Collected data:
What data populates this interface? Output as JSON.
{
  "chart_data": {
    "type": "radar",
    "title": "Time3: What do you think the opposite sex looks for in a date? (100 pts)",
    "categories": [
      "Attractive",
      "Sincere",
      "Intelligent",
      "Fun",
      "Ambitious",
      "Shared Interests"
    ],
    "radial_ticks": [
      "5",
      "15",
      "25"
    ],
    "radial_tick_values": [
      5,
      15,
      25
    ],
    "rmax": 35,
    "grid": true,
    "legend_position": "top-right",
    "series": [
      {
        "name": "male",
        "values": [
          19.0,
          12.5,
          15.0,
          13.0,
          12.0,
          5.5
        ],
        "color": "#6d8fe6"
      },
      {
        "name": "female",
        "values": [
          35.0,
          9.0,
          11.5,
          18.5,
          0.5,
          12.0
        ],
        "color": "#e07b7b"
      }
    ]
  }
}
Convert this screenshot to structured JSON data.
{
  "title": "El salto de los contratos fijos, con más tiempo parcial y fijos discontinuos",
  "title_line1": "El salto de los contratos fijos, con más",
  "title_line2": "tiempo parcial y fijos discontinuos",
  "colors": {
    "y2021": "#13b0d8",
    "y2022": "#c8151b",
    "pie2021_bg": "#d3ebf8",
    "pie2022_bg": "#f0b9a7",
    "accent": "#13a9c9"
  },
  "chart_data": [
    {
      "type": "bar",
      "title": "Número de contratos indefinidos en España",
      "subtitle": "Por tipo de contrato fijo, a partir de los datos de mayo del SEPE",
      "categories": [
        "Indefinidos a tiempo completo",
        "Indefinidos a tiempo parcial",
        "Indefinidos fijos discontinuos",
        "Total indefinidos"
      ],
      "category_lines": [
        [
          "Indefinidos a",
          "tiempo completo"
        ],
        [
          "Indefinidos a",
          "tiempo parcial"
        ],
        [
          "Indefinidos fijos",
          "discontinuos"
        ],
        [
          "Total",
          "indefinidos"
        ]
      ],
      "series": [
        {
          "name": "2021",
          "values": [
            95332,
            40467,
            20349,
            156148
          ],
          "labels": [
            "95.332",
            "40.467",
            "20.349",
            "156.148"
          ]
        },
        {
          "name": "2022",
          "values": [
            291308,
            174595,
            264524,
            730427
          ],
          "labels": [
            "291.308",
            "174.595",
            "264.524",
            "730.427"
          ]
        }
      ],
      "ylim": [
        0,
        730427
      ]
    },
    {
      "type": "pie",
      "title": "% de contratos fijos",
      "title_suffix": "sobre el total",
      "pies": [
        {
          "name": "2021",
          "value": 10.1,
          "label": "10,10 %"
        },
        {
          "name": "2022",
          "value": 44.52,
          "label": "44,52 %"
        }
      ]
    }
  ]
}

TASK REQUIREMENTS: Report each line of the material above where the word "salto" appears.

SOLVED PROBLEM:
  "title": "El salto de los contratos fijos, con más tiempo parcial y fijos discontinuos",
  "title_line1": "El salto de los contratos fijos, con más",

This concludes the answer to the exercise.